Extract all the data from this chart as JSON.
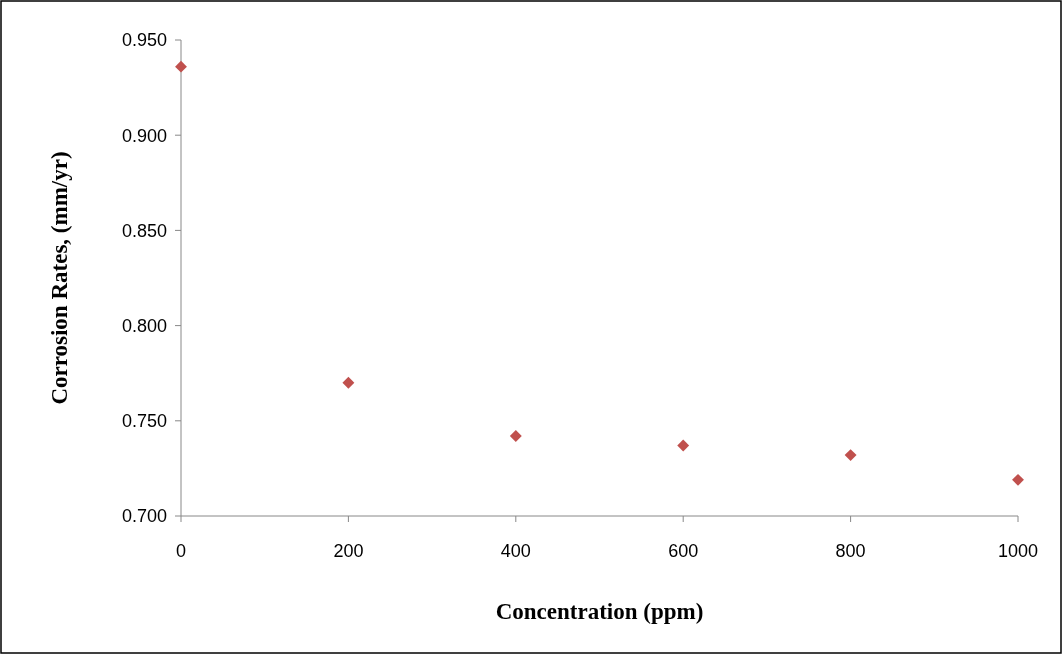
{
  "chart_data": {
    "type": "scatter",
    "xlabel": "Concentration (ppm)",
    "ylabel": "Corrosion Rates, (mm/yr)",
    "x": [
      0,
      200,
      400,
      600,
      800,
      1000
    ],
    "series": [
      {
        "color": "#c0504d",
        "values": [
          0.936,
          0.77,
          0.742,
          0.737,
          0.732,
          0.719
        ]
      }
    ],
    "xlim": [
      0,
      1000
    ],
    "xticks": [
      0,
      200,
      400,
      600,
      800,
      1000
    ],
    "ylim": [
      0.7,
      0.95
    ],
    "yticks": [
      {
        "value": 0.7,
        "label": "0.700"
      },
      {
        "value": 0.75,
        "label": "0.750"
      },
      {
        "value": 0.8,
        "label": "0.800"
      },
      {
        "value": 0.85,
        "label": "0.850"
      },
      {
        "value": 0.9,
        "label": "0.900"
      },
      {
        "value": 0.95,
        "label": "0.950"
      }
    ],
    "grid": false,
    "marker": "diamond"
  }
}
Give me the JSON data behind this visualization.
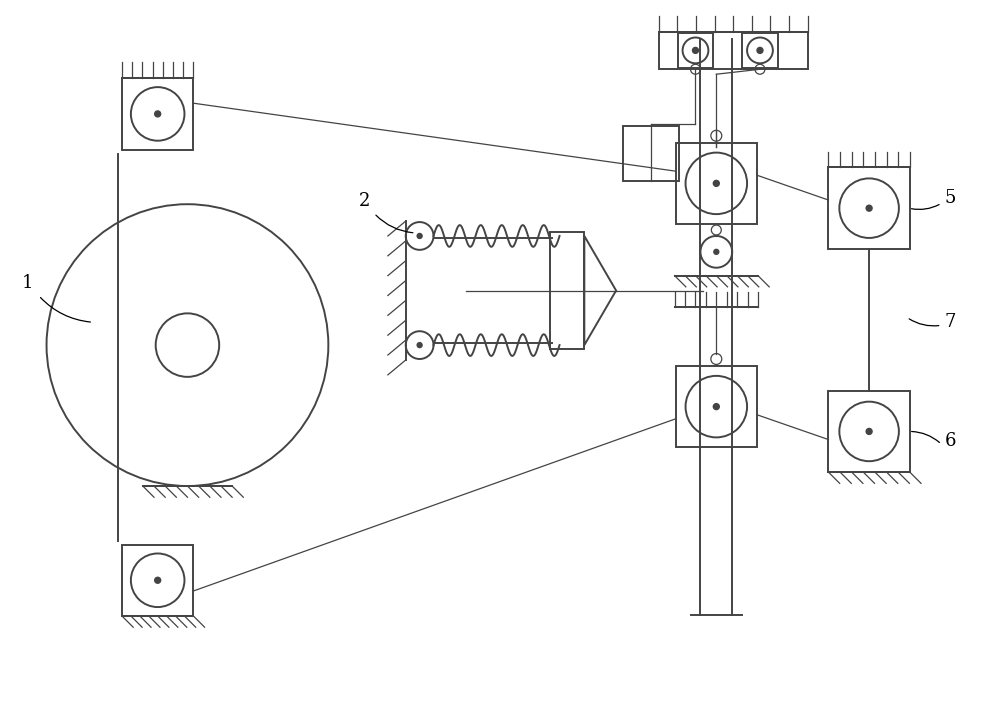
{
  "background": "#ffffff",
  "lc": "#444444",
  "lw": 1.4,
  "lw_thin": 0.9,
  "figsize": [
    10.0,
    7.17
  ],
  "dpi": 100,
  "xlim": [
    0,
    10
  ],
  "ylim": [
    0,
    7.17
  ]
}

:::::

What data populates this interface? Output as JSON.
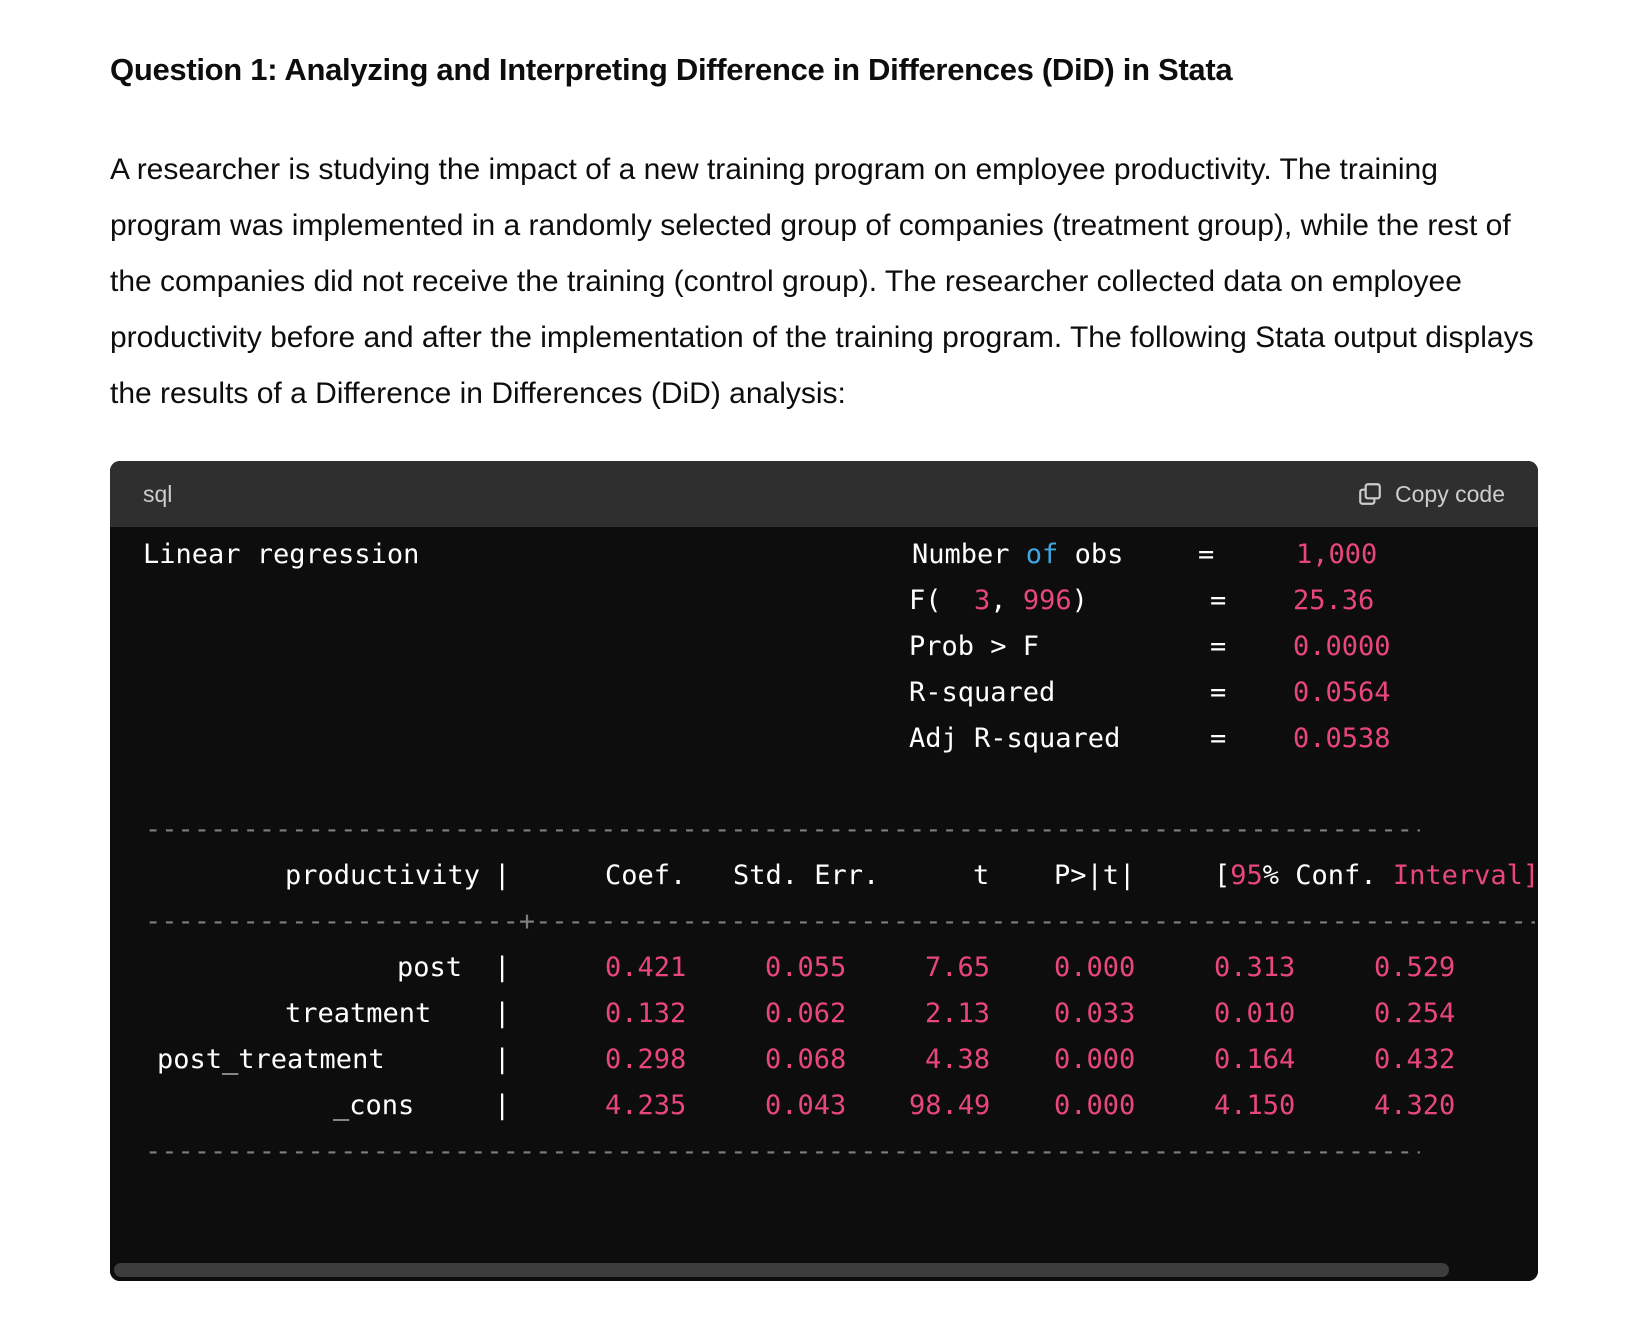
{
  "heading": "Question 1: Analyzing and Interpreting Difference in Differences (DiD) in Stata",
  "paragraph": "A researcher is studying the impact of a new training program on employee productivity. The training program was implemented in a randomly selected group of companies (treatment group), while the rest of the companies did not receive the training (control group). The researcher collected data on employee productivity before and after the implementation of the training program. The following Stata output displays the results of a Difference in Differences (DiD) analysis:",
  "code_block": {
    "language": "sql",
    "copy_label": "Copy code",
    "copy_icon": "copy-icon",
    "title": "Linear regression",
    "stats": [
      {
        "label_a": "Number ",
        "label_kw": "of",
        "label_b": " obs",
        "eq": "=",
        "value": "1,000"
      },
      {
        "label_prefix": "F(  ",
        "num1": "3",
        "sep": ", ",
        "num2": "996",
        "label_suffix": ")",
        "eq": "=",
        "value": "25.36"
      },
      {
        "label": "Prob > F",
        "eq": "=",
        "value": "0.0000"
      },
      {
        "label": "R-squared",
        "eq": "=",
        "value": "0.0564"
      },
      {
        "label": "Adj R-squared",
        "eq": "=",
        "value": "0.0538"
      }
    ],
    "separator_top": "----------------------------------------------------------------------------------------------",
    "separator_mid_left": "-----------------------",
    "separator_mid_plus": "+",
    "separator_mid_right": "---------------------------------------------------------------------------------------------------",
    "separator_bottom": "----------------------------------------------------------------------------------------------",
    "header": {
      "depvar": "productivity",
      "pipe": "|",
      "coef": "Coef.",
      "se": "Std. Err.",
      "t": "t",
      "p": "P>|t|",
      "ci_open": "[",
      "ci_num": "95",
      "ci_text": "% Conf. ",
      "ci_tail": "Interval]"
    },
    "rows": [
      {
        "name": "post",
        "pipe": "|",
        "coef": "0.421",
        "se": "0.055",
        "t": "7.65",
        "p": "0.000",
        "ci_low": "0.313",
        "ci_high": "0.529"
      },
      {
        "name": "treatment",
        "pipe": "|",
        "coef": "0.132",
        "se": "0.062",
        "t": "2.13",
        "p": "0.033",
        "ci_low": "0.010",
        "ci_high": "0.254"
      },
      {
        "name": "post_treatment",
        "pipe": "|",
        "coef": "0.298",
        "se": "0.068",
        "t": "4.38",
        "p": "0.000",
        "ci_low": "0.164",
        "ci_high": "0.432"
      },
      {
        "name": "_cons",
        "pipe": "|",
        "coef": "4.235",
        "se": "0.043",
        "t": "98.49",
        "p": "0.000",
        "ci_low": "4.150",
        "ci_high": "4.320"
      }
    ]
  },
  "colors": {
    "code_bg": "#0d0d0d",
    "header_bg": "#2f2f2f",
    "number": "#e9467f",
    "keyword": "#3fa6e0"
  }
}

:::::

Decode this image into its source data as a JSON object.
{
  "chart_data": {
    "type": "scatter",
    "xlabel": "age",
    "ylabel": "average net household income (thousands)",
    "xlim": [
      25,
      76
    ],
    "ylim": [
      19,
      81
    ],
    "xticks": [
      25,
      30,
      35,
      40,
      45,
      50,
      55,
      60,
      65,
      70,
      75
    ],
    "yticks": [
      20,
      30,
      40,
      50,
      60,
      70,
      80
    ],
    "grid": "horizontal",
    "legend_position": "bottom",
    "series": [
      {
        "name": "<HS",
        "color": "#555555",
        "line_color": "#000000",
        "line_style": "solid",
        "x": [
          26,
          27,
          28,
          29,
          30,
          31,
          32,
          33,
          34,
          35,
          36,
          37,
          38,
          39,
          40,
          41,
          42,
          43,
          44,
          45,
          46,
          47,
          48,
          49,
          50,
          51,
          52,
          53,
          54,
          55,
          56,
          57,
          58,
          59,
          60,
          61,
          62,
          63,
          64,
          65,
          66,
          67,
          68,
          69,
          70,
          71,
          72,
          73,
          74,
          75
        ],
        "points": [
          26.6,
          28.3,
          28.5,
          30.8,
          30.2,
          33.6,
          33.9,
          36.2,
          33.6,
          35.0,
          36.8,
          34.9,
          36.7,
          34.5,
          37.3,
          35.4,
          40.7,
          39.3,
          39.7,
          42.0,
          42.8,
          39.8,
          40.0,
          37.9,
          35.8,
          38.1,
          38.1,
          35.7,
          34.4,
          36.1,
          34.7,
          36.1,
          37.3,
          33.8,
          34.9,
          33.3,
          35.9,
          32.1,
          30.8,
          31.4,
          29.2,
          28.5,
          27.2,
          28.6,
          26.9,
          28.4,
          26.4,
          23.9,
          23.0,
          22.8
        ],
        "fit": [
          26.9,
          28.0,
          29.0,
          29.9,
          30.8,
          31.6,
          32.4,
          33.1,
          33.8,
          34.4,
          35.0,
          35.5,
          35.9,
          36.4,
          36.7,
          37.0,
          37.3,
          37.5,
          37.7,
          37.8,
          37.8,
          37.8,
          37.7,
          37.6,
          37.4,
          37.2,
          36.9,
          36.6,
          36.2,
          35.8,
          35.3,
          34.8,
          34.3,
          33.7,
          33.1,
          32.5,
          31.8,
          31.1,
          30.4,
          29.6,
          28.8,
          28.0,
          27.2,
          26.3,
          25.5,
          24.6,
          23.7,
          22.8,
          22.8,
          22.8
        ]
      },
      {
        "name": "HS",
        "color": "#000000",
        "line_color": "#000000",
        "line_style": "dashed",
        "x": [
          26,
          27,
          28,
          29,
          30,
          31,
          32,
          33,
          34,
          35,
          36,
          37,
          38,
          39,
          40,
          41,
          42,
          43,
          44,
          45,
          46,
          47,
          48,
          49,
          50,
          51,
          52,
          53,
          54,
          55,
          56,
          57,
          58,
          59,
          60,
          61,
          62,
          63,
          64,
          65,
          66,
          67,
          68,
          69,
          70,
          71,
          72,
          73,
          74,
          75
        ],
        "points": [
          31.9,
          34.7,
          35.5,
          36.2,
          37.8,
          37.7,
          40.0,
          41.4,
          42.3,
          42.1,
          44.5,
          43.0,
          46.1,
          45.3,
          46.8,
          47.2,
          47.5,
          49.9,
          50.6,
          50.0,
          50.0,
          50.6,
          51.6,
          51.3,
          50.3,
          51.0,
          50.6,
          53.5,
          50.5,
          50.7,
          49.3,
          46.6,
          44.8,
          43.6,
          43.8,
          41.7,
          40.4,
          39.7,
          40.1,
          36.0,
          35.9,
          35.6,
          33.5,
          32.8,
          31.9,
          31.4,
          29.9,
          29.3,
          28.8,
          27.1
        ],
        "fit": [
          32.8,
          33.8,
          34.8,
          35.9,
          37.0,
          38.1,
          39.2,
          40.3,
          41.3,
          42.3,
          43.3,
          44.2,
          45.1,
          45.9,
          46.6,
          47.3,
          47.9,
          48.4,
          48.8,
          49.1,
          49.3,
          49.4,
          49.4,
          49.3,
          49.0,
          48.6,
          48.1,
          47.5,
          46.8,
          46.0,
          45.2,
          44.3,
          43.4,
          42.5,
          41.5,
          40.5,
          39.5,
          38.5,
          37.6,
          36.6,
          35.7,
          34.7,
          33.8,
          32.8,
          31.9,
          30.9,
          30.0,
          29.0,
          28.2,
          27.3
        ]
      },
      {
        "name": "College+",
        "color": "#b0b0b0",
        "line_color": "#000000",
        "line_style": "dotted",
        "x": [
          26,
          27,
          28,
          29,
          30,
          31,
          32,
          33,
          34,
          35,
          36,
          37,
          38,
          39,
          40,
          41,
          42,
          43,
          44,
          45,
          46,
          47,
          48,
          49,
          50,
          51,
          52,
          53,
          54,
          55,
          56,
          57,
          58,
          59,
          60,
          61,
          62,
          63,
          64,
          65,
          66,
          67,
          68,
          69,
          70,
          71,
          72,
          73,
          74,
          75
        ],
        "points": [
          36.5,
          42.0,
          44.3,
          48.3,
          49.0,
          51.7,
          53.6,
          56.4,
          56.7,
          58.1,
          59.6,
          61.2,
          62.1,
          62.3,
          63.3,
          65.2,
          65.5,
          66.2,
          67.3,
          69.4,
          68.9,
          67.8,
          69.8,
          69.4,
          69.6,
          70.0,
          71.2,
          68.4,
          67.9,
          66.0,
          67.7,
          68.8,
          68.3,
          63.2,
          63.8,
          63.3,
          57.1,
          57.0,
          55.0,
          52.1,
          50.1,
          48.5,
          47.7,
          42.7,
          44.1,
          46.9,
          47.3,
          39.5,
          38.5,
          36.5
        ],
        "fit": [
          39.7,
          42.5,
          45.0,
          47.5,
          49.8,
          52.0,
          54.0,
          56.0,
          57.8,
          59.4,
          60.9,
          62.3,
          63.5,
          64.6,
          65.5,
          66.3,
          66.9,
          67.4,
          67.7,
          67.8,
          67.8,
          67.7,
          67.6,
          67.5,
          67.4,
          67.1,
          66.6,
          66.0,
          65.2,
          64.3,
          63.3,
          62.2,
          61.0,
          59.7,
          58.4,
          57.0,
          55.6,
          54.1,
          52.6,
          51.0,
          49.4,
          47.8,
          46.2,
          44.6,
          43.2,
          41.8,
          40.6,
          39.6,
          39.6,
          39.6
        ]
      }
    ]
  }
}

:::::

§ Work to do
Find "JSON". Copy every line it occurs in.

§ Final result
Extract all the data from this chart as JSON.
Give me the JSON data behind this visualization.
What data populates this interface? Output as JSON.
Decode this image into its source data as a JSON object.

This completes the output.